**** Data rows

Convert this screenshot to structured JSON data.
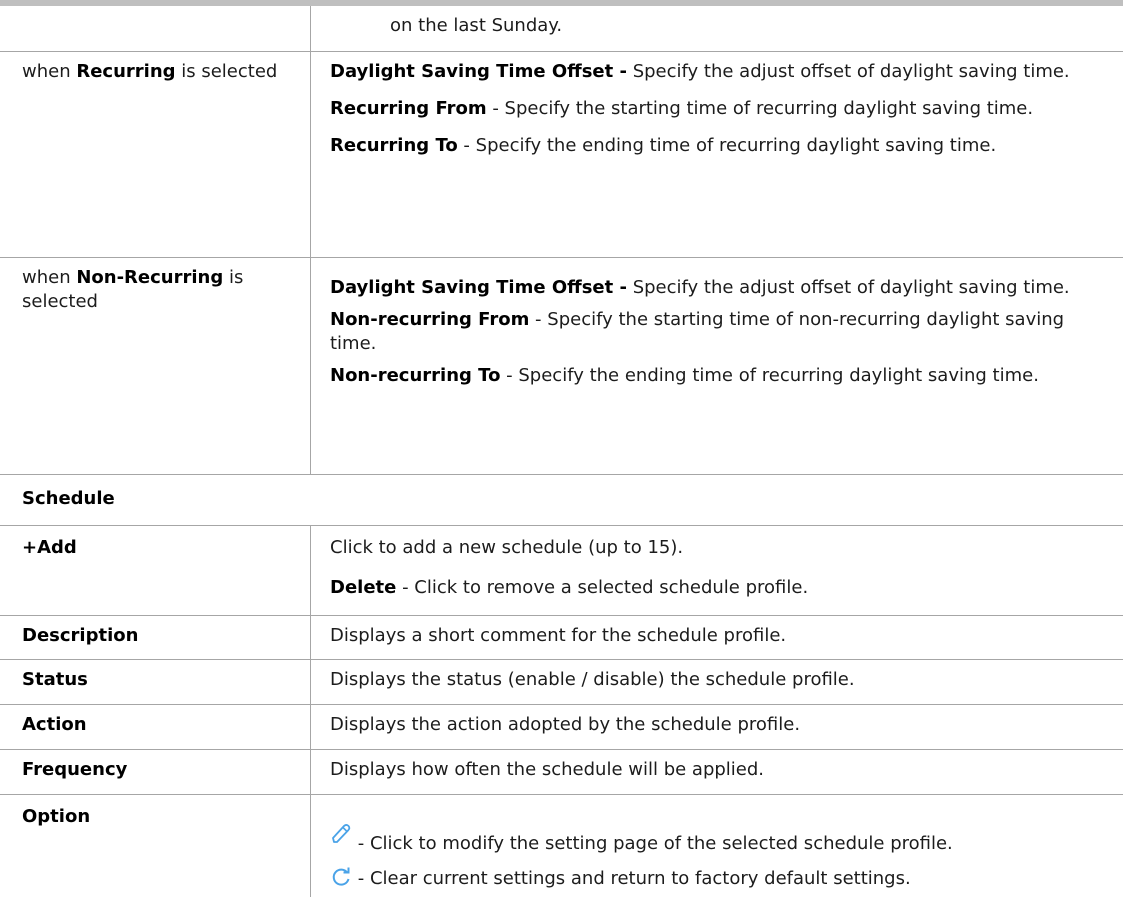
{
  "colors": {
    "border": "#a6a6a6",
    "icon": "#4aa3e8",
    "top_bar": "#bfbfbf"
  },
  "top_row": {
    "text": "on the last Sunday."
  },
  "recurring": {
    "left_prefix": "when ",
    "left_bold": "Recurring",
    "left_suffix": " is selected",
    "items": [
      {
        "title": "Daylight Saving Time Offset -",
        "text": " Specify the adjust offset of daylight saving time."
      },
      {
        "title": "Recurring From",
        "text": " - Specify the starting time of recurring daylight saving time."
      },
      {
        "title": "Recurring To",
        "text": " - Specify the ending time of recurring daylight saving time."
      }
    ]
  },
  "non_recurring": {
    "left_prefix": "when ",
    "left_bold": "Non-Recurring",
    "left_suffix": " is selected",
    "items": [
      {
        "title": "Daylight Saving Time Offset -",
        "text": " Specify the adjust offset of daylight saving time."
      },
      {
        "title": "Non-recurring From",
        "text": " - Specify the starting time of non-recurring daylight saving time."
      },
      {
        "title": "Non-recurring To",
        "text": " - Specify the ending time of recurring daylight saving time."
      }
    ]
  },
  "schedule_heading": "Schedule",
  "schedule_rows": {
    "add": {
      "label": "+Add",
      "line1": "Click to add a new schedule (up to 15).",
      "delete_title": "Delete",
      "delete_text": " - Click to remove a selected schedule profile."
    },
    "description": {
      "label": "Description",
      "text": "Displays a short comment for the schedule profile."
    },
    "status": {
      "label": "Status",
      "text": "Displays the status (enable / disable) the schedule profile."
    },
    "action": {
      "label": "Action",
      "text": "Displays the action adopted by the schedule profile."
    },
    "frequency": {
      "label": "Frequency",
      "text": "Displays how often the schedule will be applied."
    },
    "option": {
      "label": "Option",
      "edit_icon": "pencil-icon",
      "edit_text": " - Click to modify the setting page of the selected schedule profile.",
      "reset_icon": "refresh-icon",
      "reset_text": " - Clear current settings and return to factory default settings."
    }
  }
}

********

Goal
The word "icon" may appear on some lines. Report how many lines hold it, giving the number alone.

The reply
3